Give every line back verbatim, dropping all images.
-- START EXTRACTED ENTRIES --
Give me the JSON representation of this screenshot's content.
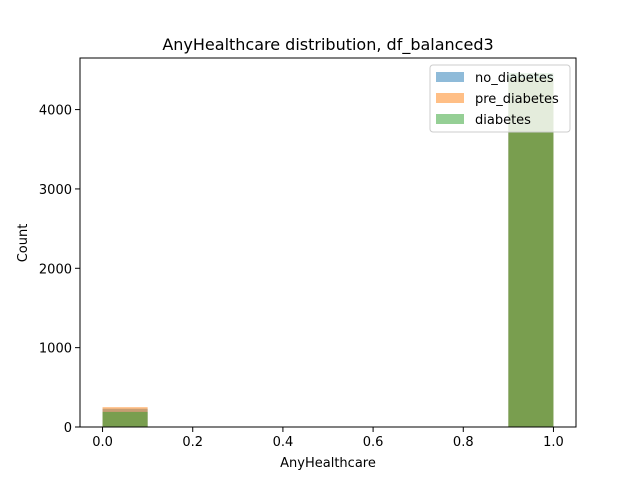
{
  "chart_data": {
    "type": "bar",
    "title": "AnyHealthcare distribution, df_balanced3",
    "xlabel": "AnyHealthcare",
    "ylabel": "Count",
    "xlim": [
      -0.05,
      1.05
    ],
    "ylim": [
      0,
      4650
    ],
    "xticks": [
      "0.0",
      "0.2",
      "0.4",
      "0.6",
      "0.8",
      "1.0"
    ],
    "yticks": [
      "0",
      "1000",
      "2000",
      "3000",
      "4000"
    ],
    "bins": [
      [
        0.0,
        0.1
      ],
      [
        0.9,
        1.0
      ]
    ],
    "series": [
      {
        "name": "no_diabetes",
        "color": "#1f77b4",
        "values": [
          230,
          4420
        ]
      },
      {
        "name": "pre_diabetes",
        "color": "#ff7f0e",
        "values": [
          250,
          4400
        ]
      },
      {
        "name": "diabetes",
        "color": "#2ca02c",
        "values": [
          190,
          4460
        ]
      }
    ],
    "opacity": 0.5,
    "legend_position": "top-right",
    "grid": false
  }
}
-- END EXTRACTED ENTRIES --
**SOLVED EXERCISE**
Give me the JSON representation of this screenshot's content.
{
  "chart_data": {
    "type": "bar",
    "title": "AnyHealthcare distribution, df_balanced3",
    "xlabel": "AnyHealthcare",
    "ylabel": "Count",
    "xlim": [
      -0.05,
      1.05
    ],
    "ylim": [
      0,
      4650
    ],
    "xticks": [
      "0.0",
      "0.2",
      "0.4",
      "0.6",
      "0.8",
      "1.0"
    ],
    "yticks": [
      "0",
      "1000",
      "2000",
      "3000",
      "4000"
    ],
    "bins": [
      [
        0.0,
        0.1
      ],
      [
        0.9,
        1.0
      ]
    ],
    "series": [
      {
        "name": "no_diabetes",
        "color": "#1f77b4",
        "values": [
          230,
          4420
        ]
      },
      {
        "name": "pre_diabetes",
        "color": "#ff7f0e",
        "values": [
          250,
          4400
        ]
      },
      {
        "name": "diabetes",
        "color": "#2ca02c",
        "values": [
          190,
          4460
        ]
      }
    ],
    "opacity": 0.5,
    "legend_position": "top-right",
    "grid": false
  }
}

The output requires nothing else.